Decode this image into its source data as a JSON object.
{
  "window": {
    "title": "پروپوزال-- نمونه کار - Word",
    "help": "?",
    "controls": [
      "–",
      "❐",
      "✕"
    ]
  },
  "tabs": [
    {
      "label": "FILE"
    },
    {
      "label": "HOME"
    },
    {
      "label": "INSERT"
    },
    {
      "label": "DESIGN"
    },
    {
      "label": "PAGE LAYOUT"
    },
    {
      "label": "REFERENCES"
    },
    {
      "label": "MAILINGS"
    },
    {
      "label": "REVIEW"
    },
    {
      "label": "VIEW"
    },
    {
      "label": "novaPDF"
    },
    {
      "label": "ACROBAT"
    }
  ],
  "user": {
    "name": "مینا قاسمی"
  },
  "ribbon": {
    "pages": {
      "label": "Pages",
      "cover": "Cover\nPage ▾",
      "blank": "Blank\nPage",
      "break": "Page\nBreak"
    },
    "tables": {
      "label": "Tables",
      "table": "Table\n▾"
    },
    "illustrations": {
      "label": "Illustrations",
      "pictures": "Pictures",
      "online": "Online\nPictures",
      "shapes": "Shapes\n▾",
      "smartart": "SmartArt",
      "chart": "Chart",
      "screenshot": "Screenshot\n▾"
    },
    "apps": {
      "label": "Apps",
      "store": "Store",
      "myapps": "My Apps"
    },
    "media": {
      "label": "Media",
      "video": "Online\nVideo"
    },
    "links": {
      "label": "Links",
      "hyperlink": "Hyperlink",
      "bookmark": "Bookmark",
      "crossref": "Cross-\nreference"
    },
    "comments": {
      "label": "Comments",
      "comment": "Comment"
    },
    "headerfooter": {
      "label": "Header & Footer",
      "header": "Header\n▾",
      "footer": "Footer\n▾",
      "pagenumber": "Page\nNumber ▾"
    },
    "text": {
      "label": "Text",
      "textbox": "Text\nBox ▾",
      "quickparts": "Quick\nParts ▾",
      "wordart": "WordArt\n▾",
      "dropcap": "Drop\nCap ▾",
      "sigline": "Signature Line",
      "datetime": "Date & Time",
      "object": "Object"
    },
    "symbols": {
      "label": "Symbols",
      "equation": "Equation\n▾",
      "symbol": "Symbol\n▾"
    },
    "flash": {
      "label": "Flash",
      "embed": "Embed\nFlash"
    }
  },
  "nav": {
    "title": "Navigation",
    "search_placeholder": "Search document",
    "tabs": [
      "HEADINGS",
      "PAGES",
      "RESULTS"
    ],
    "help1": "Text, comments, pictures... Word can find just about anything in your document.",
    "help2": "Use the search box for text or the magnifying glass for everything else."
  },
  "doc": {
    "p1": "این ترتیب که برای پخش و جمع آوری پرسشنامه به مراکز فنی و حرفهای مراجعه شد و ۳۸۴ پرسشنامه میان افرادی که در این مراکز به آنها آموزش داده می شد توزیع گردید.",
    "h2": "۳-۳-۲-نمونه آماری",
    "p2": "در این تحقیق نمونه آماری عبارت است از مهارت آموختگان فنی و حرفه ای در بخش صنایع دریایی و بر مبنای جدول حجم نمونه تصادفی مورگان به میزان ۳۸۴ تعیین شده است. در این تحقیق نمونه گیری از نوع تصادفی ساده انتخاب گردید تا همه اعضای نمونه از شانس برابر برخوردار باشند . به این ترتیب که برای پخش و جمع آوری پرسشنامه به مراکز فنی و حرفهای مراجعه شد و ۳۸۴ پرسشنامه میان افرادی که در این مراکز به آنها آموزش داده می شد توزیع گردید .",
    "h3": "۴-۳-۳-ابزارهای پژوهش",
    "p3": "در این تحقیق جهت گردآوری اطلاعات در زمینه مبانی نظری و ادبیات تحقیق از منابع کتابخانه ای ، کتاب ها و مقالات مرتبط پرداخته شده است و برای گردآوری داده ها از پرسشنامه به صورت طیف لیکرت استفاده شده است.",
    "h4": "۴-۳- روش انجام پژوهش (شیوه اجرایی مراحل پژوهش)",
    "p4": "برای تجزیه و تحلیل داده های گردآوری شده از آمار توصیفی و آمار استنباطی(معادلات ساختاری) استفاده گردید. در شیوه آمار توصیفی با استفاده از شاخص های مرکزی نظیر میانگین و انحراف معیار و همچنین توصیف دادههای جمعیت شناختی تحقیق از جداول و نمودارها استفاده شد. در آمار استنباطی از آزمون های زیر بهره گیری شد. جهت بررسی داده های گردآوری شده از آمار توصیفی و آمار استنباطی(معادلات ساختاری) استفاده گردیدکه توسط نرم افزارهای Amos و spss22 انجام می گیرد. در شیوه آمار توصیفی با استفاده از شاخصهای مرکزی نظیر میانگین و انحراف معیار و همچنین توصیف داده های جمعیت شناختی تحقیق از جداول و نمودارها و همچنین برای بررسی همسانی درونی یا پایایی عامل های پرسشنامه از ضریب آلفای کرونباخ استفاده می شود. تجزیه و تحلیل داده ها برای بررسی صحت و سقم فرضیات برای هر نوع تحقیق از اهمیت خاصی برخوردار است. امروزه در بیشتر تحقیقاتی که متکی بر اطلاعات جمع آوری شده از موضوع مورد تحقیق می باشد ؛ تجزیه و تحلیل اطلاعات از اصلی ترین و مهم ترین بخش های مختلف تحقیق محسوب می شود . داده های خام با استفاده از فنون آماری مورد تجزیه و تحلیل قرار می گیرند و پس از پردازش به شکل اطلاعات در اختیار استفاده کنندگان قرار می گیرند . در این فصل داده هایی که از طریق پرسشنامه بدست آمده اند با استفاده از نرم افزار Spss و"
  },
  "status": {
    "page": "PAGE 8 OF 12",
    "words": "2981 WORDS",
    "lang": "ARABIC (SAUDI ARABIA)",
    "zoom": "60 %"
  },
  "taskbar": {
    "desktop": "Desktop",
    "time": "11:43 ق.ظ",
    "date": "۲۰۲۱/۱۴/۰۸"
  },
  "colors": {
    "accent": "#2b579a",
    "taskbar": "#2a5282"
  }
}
______
## Aim
Repeat the listing above without any change.

## The reply
Decode this image into its source data as a JSON object.
{
  "window": {
    "title": "پروپوزال-- نمونه کار - Word",
    "help": "?",
    "controls": [
      "–",
      "❐",
      "✕"
    ]
  },
  "tabs": [
    {
      "label": "FILE"
    },
    {
      "label": "HOME"
    },
    {
      "label": "INSERT"
    },
    {
      "label": "DESIGN"
    },
    {
      "label": "PAGE LAYOUT"
    },
    {
      "label": "REFERENCES"
    },
    {
      "label": "MAILINGS"
    },
    {
      "label": "REVIEW"
    },
    {
      "label": "VIEW"
    },
    {
      "label": "novaPDF"
    },
    {
      "label": "ACROBAT"
    }
  ],
  "user": {
    "name": "مینا قاسمی"
  },
  "ribbon": {
    "pages": {
      "label": "Pages",
      "cover": "Cover\nPage ▾",
      "blank": "Blank\nPage",
      "break": "Page\nBreak"
    },
    "tables": {
      "label": "Tables",
      "table": "Table\n▾"
    },
    "illustrations": {
      "label": "Illustrations",
      "pictures": "Pictures",
      "online": "Online\nPictures",
      "shapes": "Shapes\n▾",
      "smartart": "SmartArt",
      "chart": "Chart",
      "screenshot": "Screenshot\n▾"
    },
    "apps": {
      "label": "Apps",
      "store": "Store",
      "myapps": "My Apps"
    },
    "media": {
      "label": "Media",
      "video": "Online\nVideo"
    },
    "links": {
      "label": "Links",
      "hyperlink": "Hyperlink",
      "bookmark": "Bookmark",
      "crossref": "Cross-\nreference"
    },
    "comments": {
      "label": "Comments",
      "comment": "Comment"
    },
    "headerfooter": {
      "label": "Header & Footer",
      "header": "Header\n▾",
      "footer": "Footer\n▾",
      "pagenumber": "Page\nNumber ▾"
    },
    "text": {
      "label": "Text",
      "textbox": "Text\nBox ▾",
      "quickparts": "Quick\nParts ▾",
      "wordart": "WordArt\n▾",
      "dropcap": "Drop\nCap ▾",
      "sigline": "Signature Line",
      "datetime": "Date & Time",
      "object": "Object"
    },
    "symbols": {
      "label": "Symbols",
      "equation": "Equation\n▾",
      "symbol": "Symbol\n▾"
    },
    "flash": {
      "label": "Flash",
      "embed": "Embed\nFlash"
    }
  },
  "nav": {
    "title": "Navigation",
    "search_placeholder": "Search document",
    "tabs": [
      "HEADINGS",
      "PAGES",
      "RESULTS"
    ],
    "help1": "Text, comments, pictures... Word can find just about anything in your document.",
    "help2": "Use the search box for text or the magnifying glass for everything else."
  },
  "doc": {
    "p1": "این ترتیب که برای پخش و جمع آوری پرسشنامه به مراکز فنی و حرفهای مراجعه شد و ۳۸۴ پرسشنامه میان افرادی که در این مراکز به آنها آموزش داده می شد توزیع گردید.",
    "h2": "۳-۳-۲-نمونه آماری",
    "p2": "در این تحقیق نمونه آماری عبارت است از مهارت آموختگان فنی و حرفه ای در بخش صنایع دریایی و بر مبنای جدول حجم نمونه تصادفی مورگان به میزان ۳۸۴ تعیین شده است. در این تحقیق نمونه گیری از نوع تصادفی ساده انتخاب گردید تا همه اعضای نمونه از شانس برابر برخوردار باشند . به این ترتیب که برای پخش و جمع آوری پرسشنامه به مراکز فنی و حرفهای مراجعه شد و ۳۸۴ پرسشنامه میان افرادی که در این مراکز به آنها آموزش داده می شد توزیع گردید .",
    "h3": "۴-۳-۳-ابزارهای پژوهش",
    "p3": "در این تحقیق جهت گردآوری اطلاعات در زمینه مبانی نظری و ادبیات تحقیق از منابع کتابخانه ای ، کتاب ها و مقالات مرتبط پرداخته شده است و برای گردآوری داده ها از پرسشنامه به صورت طیف لیکرت استفاده شده است.",
    "h4": "۴-۳- روش انجام پژوهش (شیوه اجرایی مراحل پژوهش)",
    "p4": "برای تجزیه و تحلیل داده های گردآوری شده از آمار توصیفی و آمار استنباطی(معادلات ساختاری) استفاده گردید. در شیوه آمار توصیفی با استفاده از شاخص های مرکزی نظیر میانگین و انحراف معیار و همچنین توصیف دادههای جمعیت شناختی تحقیق از جداول و نمودارها استفاده شد. در آمار استنباطی از آزمون های زیر بهره گیری شد. جهت بررسی داده های گردآوری شده از آمار توصیفی و آمار استنباطی(معادلات ساختاری) استفاده گردیدکه توسط نرم افزارهای Amos و spss22 انجام می گیرد. در شیوه آمار توصیفی با استفاده از شاخصهای مرکزی نظیر میانگین و انحراف معیار و همچنین توصیف داده های جمعیت شناختی تحقیق از جداول و نمودارها و همچنین برای بررسی همسانی درونی یا پایایی عامل های پرسشنامه از ضریب آلفای کرونباخ استفاده می شود. تجزیه و تحلیل داده ها برای بررسی صحت و سقم فرضیات برای هر نوع تحقیق از اهمیت خاصی برخوردار است. امروزه در بیشتر تحقیقاتی که متکی بر اطلاعات جمع آوری شده از موضوع مورد تحقیق می باشد ؛ تجزیه و تحلیل اطلاعات از اصلی ترین و مهم ترین بخش های مختلف تحقیق محسوب می شود . داده های خام با استفاده از فنون آماری مورد تجزیه و تحلیل قرار می گیرند و پس از پردازش به شکل اطلاعات در اختیار استفاده کنندگان قرار می گیرند . در این فصل داده هایی که از طریق پرسشنامه بدست آمده اند با استفاده از نرم افزار Spss و"
  },
  "status": {
    "page": "PAGE 8 OF 12",
    "words": "2981 WORDS",
    "lang": "ARABIC (SAUDI ARABIA)",
    "zoom": "60 %"
  },
  "taskbar": {
    "desktop": "Desktop",
    "time": "11:43 ق.ظ",
    "date": "۲۰۲۱/۱۴/۰۸"
  },
  "colors": {
    "accent": "#2b579a",
    "taskbar": "#2a5282"
  }
}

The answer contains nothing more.